>> Begin

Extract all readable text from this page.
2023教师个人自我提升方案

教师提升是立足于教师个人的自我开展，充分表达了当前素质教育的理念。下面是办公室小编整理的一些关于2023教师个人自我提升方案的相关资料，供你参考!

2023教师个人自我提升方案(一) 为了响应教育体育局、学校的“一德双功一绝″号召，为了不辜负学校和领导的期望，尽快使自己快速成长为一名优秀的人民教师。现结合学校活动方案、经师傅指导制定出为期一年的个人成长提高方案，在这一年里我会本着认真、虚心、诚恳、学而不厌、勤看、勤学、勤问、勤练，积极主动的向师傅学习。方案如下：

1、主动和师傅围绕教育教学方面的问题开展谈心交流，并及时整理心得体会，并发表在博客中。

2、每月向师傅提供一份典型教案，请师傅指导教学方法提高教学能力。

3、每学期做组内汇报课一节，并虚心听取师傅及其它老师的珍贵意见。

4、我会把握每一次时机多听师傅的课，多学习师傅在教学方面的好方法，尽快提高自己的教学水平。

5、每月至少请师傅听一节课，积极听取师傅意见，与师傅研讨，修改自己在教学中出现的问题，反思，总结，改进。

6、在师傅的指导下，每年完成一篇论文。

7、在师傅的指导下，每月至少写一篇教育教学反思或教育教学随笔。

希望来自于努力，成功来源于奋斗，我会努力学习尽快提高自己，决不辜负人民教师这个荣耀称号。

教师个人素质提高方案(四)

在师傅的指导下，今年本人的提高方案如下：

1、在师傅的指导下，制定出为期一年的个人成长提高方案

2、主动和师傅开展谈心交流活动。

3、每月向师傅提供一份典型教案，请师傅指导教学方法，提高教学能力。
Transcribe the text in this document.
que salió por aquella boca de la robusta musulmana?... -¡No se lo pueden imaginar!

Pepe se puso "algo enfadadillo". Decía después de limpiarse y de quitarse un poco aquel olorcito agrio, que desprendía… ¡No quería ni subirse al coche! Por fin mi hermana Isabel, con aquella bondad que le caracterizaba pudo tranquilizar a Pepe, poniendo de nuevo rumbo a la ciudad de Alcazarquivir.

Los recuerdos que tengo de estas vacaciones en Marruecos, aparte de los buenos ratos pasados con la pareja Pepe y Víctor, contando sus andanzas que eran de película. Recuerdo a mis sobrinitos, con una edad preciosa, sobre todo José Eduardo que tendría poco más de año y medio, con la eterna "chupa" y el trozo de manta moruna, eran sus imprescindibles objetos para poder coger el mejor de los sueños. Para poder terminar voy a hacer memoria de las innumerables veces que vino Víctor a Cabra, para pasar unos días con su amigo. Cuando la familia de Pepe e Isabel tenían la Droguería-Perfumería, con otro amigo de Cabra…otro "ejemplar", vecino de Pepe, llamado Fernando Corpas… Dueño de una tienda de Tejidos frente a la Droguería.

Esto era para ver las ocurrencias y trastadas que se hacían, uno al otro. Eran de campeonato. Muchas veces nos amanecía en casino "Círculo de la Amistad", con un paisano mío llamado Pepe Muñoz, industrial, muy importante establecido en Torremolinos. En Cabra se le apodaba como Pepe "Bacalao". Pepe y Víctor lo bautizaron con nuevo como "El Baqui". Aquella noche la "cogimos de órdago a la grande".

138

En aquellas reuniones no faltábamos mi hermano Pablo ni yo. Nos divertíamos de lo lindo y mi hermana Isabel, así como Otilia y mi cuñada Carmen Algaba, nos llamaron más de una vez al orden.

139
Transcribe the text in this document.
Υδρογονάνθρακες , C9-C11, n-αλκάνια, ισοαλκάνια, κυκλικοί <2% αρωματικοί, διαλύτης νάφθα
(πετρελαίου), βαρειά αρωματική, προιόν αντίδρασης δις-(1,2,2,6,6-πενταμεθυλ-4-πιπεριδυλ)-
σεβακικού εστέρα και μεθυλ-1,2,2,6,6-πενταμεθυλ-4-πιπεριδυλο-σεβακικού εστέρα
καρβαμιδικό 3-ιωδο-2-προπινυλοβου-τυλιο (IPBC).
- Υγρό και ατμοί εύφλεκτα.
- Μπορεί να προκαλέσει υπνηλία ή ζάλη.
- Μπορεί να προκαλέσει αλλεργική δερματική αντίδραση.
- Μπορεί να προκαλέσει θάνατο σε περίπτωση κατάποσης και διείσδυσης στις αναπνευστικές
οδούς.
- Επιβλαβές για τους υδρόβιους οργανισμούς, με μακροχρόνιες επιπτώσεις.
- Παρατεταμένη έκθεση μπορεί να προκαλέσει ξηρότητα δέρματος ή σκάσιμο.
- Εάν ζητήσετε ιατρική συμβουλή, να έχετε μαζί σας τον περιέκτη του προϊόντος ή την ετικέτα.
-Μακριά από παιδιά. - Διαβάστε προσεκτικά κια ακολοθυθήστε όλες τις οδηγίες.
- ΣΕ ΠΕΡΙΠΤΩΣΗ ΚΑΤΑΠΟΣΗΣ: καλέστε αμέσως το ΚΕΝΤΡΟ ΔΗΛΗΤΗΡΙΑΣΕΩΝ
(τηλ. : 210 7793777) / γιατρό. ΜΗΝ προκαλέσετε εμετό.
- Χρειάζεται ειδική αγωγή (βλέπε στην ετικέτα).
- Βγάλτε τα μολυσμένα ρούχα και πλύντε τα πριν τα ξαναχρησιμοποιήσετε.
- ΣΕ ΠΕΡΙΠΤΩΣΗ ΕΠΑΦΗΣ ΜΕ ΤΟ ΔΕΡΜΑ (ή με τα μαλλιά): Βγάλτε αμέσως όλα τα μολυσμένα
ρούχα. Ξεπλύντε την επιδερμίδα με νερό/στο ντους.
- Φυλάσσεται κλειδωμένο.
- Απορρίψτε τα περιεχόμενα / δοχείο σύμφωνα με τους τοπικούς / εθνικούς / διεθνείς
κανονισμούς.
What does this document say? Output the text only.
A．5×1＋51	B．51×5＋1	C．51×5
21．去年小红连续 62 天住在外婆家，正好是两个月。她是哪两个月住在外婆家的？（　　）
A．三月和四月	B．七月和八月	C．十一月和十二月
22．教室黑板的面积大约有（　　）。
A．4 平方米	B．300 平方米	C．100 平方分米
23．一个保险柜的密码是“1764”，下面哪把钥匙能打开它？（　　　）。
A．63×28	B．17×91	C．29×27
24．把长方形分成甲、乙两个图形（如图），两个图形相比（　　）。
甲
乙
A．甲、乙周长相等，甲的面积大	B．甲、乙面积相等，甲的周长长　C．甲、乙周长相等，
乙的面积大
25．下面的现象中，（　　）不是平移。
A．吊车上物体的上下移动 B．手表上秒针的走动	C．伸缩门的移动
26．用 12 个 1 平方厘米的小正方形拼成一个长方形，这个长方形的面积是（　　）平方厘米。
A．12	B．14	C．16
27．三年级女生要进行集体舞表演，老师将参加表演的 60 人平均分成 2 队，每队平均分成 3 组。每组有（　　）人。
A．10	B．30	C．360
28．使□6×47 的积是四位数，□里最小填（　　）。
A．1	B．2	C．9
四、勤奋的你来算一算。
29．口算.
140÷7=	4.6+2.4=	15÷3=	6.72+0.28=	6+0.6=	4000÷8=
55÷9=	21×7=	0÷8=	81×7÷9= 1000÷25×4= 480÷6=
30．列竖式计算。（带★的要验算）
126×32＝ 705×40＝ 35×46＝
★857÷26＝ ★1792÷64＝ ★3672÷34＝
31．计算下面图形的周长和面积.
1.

>> End

(INSTRUCTIONS FOR THE TASK) Where a line in the material above holds "ετικέτα", copy that line.

(RESULT OF THIS EXERCISE)
- Εάν ζητήσετε ιατρική συμβουλή, να έχετε μαζί σας τον περιέκτη του προϊόντος ή την ετικέτα.
- Χρειάζεται ειδική αγωγή (βλέπε στην ετικέτα).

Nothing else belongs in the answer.